* **Material shown**
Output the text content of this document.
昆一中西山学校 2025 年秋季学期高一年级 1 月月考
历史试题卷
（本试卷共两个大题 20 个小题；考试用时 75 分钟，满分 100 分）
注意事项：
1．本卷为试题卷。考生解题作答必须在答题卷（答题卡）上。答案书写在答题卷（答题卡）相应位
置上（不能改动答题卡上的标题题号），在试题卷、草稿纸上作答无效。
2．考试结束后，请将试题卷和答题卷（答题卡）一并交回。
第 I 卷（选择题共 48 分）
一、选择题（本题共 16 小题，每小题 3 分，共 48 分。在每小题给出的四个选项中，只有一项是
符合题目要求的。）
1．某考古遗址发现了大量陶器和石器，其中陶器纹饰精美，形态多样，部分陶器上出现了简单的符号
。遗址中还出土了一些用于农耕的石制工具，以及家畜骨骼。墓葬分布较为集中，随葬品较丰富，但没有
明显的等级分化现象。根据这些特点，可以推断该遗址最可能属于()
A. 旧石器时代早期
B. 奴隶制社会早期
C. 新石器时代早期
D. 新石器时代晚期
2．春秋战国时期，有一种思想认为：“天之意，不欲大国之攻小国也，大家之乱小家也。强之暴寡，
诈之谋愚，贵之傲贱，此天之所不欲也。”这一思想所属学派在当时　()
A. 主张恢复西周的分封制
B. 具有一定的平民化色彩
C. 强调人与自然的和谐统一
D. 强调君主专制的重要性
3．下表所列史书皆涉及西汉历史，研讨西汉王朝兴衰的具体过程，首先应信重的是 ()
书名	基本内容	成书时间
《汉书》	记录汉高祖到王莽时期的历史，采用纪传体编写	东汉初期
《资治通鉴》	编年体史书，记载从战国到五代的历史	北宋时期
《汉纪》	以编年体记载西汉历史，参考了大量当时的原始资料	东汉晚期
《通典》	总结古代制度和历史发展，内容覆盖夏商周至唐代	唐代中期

* **Directive**
Write out every entry again exactly, please, with nothing missing.

* **Completed task**
Output the text content of this document.
昆一中西山学校 2025 年秋季学期高一年级 1 月月考
历史试题卷
（本试卷共两个大题 20 个小题；考试用时 75 分钟，满分 100 分）
注意事项：
1．本卷为试题卷。考生解题作答必须在答题卷（答题卡）上。答案书写在答题卷（答题卡）相应位
置上（不能改动答题卡上的标题题号），在试题卷、草稿纸上作答无效。
2．考试结束后，请将试题卷和答题卷（答题卡）一并交回。
第 I 卷（选择题共 48 分）
一、选择题（本题共 16 小题，每小题 3 分，共 48 分。在每小题给出的四个选项中，只有一项是
符合题目要求的。）
1．某考古遗址发现了大量陶器和石器，其中陶器纹饰精美，形态多样，部分陶器上出现了简单的符号
。遗址中还出土了一些用于农耕的石制工具，以及家畜骨骼。墓葬分布较为集中，随葬品较丰富，但没有
明显的等级分化现象。根据这些特点，可以推断该遗址最可能属于()
A. 旧石器时代早期
B. 奴隶制社会早期
C. 新石器时代早期
D. 新石器时代晚期
2．春秋战国时期，有一种思想认为：“天之意，不欲大国之攻小国也，大家之乱小家也。强之暴寡，
诈之谋愚，贵之傲贱，此天之所不欲也。”这一思想所属学派在当时　()
A. 主张恢复西周的分封制
B. 具有一定的平民化色彩
C. 强调人与自然的和谐统一
D. 强调君主专制的重要性
3．下表所列史书皆涉及西汉历史，研讨西汉王朝兴衰的具体过程，首先应信重的是 ()
书名	基本内容	成书时间
《汉书》	记录汉高祖到王莽时期的历史，采用纪传体编写	东汉初期
《资治通鉴》	编年体史书，记载从战国到五代的历史	北宋时期
《汉纪》	以编年体记载西汉历史，参考了大量当时的原始资料	东汉晚期
《通典》	总结古代制度和历史发展，内容覆盖夏商周至唐代	唐代中期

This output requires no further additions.